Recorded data
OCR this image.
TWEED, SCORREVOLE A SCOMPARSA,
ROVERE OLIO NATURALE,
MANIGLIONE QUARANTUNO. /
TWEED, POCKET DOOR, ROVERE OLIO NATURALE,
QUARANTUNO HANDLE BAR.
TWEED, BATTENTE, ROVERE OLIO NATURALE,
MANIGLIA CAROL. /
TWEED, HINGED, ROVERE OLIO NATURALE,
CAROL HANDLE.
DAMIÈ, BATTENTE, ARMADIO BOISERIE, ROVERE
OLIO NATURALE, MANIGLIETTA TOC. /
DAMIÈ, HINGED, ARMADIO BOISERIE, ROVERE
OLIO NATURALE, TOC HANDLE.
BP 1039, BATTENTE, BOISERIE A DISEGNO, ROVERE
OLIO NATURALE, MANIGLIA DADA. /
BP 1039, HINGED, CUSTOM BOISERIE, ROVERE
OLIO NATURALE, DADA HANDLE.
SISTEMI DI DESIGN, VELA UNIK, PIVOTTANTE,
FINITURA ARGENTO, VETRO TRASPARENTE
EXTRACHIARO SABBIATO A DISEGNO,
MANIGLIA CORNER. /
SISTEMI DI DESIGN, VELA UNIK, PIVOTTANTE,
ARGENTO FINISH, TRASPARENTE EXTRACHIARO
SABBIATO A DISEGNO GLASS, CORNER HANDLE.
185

--

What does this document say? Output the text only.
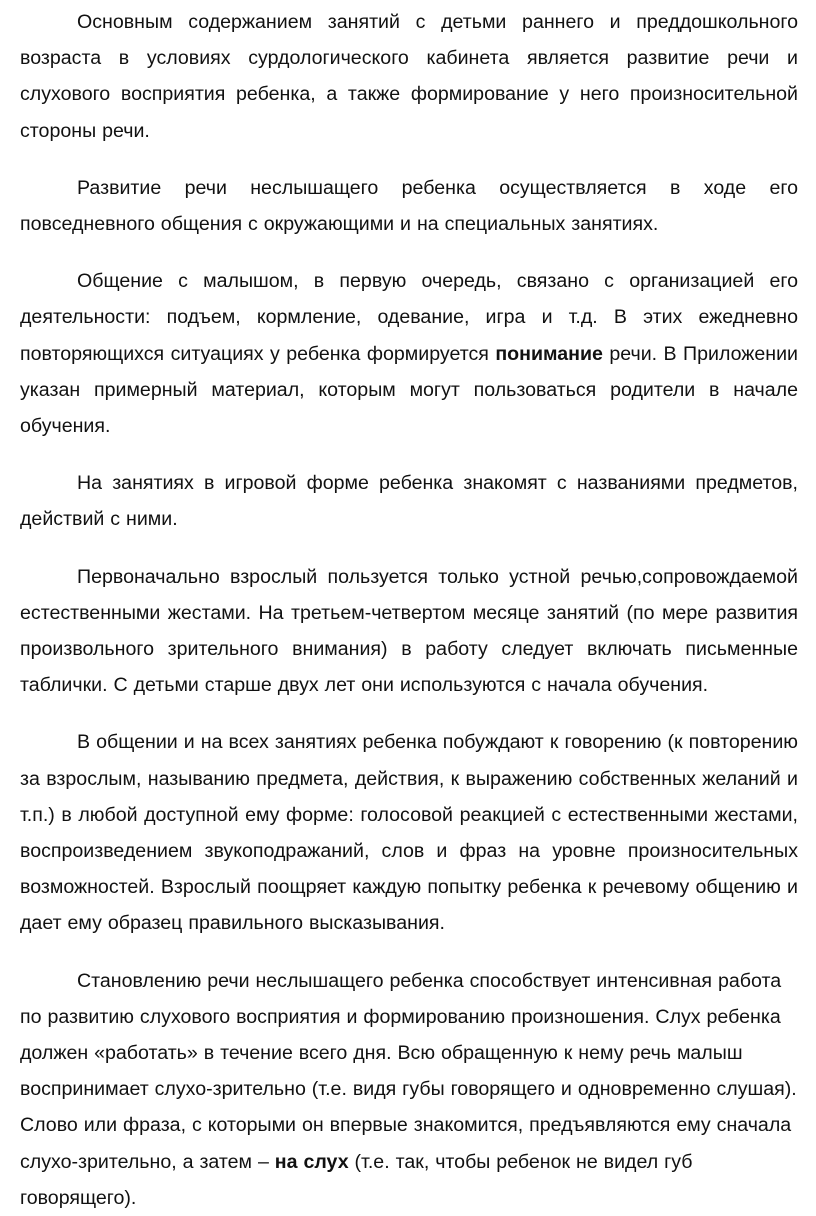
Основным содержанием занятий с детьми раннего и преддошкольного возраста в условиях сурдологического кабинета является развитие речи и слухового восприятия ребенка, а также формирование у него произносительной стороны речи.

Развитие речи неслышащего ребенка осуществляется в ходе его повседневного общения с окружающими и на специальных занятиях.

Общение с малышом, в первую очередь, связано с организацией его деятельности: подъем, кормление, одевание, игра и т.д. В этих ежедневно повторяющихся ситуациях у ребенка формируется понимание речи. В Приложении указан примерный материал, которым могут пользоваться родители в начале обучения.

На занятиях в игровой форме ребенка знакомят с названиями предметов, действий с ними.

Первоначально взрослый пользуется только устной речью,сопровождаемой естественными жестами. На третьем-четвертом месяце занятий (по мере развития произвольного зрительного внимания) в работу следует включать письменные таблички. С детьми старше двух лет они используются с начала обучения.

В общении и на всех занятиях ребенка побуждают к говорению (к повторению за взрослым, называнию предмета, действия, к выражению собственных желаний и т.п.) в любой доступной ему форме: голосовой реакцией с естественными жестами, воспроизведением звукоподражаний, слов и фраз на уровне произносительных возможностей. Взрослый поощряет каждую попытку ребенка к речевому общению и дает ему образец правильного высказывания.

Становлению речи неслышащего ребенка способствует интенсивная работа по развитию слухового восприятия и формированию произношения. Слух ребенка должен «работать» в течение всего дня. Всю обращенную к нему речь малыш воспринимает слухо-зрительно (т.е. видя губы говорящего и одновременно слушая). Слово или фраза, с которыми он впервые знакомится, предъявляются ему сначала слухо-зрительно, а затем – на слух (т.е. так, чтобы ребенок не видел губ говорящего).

Problem requirements
Tell how many lines in the material contain the word "this". Only the number is wanted.

Result
2